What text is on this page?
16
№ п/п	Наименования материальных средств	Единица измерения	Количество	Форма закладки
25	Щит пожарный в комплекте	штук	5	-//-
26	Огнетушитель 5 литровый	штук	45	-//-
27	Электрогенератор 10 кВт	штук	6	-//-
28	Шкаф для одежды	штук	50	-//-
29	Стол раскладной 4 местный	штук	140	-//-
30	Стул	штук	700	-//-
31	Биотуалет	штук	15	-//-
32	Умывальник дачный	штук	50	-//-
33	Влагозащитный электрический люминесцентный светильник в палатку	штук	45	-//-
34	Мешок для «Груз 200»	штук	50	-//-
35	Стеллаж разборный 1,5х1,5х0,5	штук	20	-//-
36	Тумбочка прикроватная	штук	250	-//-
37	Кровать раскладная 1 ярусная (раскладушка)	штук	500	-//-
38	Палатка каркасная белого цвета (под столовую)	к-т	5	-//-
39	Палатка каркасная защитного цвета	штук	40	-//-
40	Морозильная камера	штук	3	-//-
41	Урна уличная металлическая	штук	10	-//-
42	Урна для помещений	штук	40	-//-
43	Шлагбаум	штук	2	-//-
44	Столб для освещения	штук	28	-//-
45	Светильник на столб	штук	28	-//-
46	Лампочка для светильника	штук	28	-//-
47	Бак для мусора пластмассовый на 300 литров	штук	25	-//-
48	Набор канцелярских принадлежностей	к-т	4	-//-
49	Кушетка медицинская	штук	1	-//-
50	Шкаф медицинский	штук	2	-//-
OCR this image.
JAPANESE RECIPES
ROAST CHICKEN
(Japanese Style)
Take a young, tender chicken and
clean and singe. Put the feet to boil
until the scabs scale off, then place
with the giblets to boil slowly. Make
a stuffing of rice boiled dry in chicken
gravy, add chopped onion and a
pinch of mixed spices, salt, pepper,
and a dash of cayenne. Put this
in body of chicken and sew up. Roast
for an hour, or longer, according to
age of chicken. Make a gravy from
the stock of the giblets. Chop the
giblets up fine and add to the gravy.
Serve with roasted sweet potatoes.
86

******

What you are asked to do: Each line above is to be repeated exactly.

Task answer:
What text is on this page?
16
№ п/п	Наименования материальных средств	Единица измерения	Количество	Форма закладки
25	Щит пожарный в комплекте	штук	5	-//-
26	Огнетушитель 5 литровый	штук	45	-//-
27	Электрогенератор 10 кВт	штук	6	-//-
28	Шкаф для одежды	штук	50	-//-
29	Стол раскладной 4 местный	штук	140	-//-
30	Стул	штук	700	-//-
31	Биотуалет	штук	15	-//-
32	Умывальник дачный	штук	50	-//-
33	Влагозащитный электрический люминесцентный светильник в палатку	штук	45	-//-
34	Мешок для «Груз 200»	штук	50	-//-
35	Стеллаж разборный 1,5х1,5х0,5	штук	20	-//-
36	Тумбочка прикроватная	штук	250	-//-
37	Кровать раскладная 1 ярусная (раскладушка)	штук	500	-//-
38	Палатка каркасная белого цвета (под столовую)	к-т	5	-//-
39	Палатка каркасная защитного цвета	штук	40	-//-
40	Морозильная камера	штук	3	-//-
41	Урна уличная металлическая	штук	10	-//-
42	Урна для помещений	штук	40	-//-
43	Шлагбаум	штук	2	-//-
44	Столб для освещения	штук	28	-//-
45	Светильник на столб	штук	28	-//-
46	Лампочка для светильника	штук	28	-//-
47	Бак для мусора пластмассовый на 300 литров	штук	25	-//-
48	Набор канцелярских принадлежностей	к-т	4	-//-
49	Кушетка медицинская	штук	1	-//-
50	Шкаф медицинский	штук	2	-//-
OCR this image.
JAPANESE RECIPES
ROAST CHICKEN
(Japanese Style)
Take a young, tender chicken and
clean and singe. Put the feet to boil
until the scabs scale off, then place
with the giblets to boil slowly. Make
a stuffing of rice boiled dry in chicken
gravy, add chopped onion and a
pinch of mixed spices, salt, pepper,
and a dash of cayenne. Put this
in body of chicken and sew up. Roast
for an hour, or longer, according to
age of chicken. Make a gravy from
the stock of the giblets. Chop the
giblets up fine and add to the gravy.
Serve with roasted sweet potatoes.
86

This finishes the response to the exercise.